### Exercise requirements
Wherever the word "животных" occurs in the listing, copy the whole line.
[[ Data in this exercise open ]]
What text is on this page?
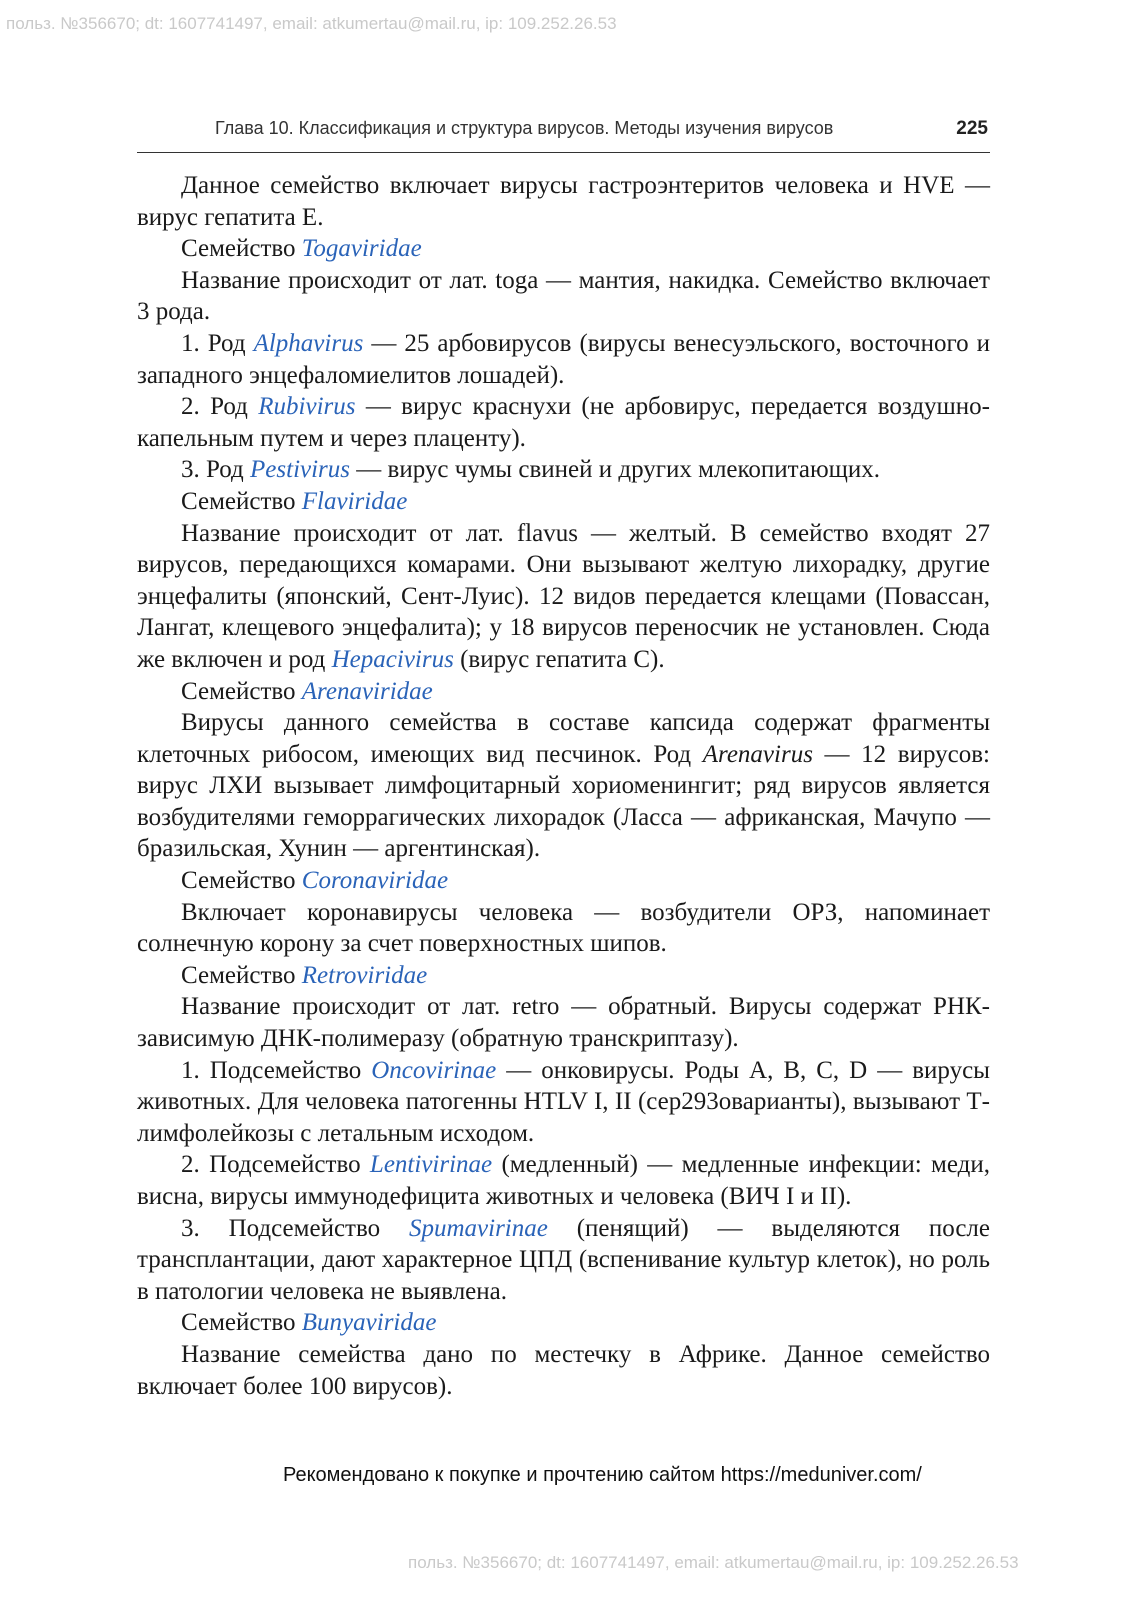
польз. №356670; dt: 1607741497, email: atkumertau@mail.ru, ip: 109.252.26.53
Глава 10. Классификация и структура вирусов. Методы изучения вирусов	225

Данное семейство включает вирусы гастроэнтеритов человека и HVE — вирус гепатита Е.

Семейство Togaviridae

Название происходит от лат. toga — мантия, накидка. Семейство включает 3 рода.

1. Род Alphavirus — 25 арбовирусов (вирусы венесуэльского, восточного и западного энцефаломиелитов лошадей).

2. Род Rubivirus — вирус краснухи (не арбовирус, передается воздушно-капельным путем и через плаценту).

3. Род Pestivirus — вирус чумы свиней и других млекопитающих.

Семейство Flaviridae

Название происходит от лат. flavus — желтый. В семейство входят 27 вирусов, передающихся комарами. Они вызывают желтую лихорадку, другие энцефалиты (японский, Сент-Луис). 12 видов передается клещами (Повассан, Лангат, клещевого энцефалита); у 18 вирусов переносчик не установлен. Сюда же включен и род Hepacivirus (вирус гепатита С).

Семейство Arenaviridae

Вирусы данного семейства в составе капсида содержат фрагменты клеточных рибосом, имеющих вид песчинок. Род Arenavirus — 12 вирусов: вирус ЛХИ вызывает лимфоцитарный хориоменингит; ряд вирусов является возбудителями геморрагических лихорадок (Ласса — африканская, Мачупо — бразильская, Хунин — аргентинская).

Семейство Coronaviridae

Включает коронавирусы человека — возбудители ОРЗ, напоминает солнечную корону за счет поверхностных шипов.

Семейство Retroviridae

Название происходит от лат. retro — обратный. Вирусы содержат РНК-зависимую ДНК-полимеразу (обратную транскриптазу).

1. Подсемейство Oncovirinae — онковирусы. Роды А, В, С, D — вирусы животных. Для человека патогенны HTLV I, II (сер293оварианты), вызывают Т-лимфолейкозы с летальным исходом.

2. Подсемейство Lentivirinae (медленный) — медленные инфекции: меди, висна, вирусы иммунодефицита животных и человека (ВИЧ I и II).

3. Подсемейство Spumavirinae (пенящий) — выделяются после трансплантации, дают характерное ЦПД (вспенивание культур клеток), но роль в патологии человека не выявлена.

Семейство Bunyaviridae

Название семейства дано по местечку в Африке. Данное семейство включает более 100 вирусов).

Рекомендовано к покупке и прочтению сайтом https://meduniver.com/
польз. №356670; dt: 1607741497, email: atkumertau@mail.ru, ip: 109.252.26.53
[[ Data in this exercise closed ]]
### Exercise output
1. Подсемейство Oncovirinae — онковирусы. Роды А, В, С, D — вирусы животных. Для человека патогенны HTLV I, II (сер293оварианты), вызывают Т-лимфолейкозы с летальным исходом.
2. Подсемейство Lentivirinae (медленный) — медленные инфекции: меди, висна, вирусы иммунодефицита животных и человека (ВИЧ I и II).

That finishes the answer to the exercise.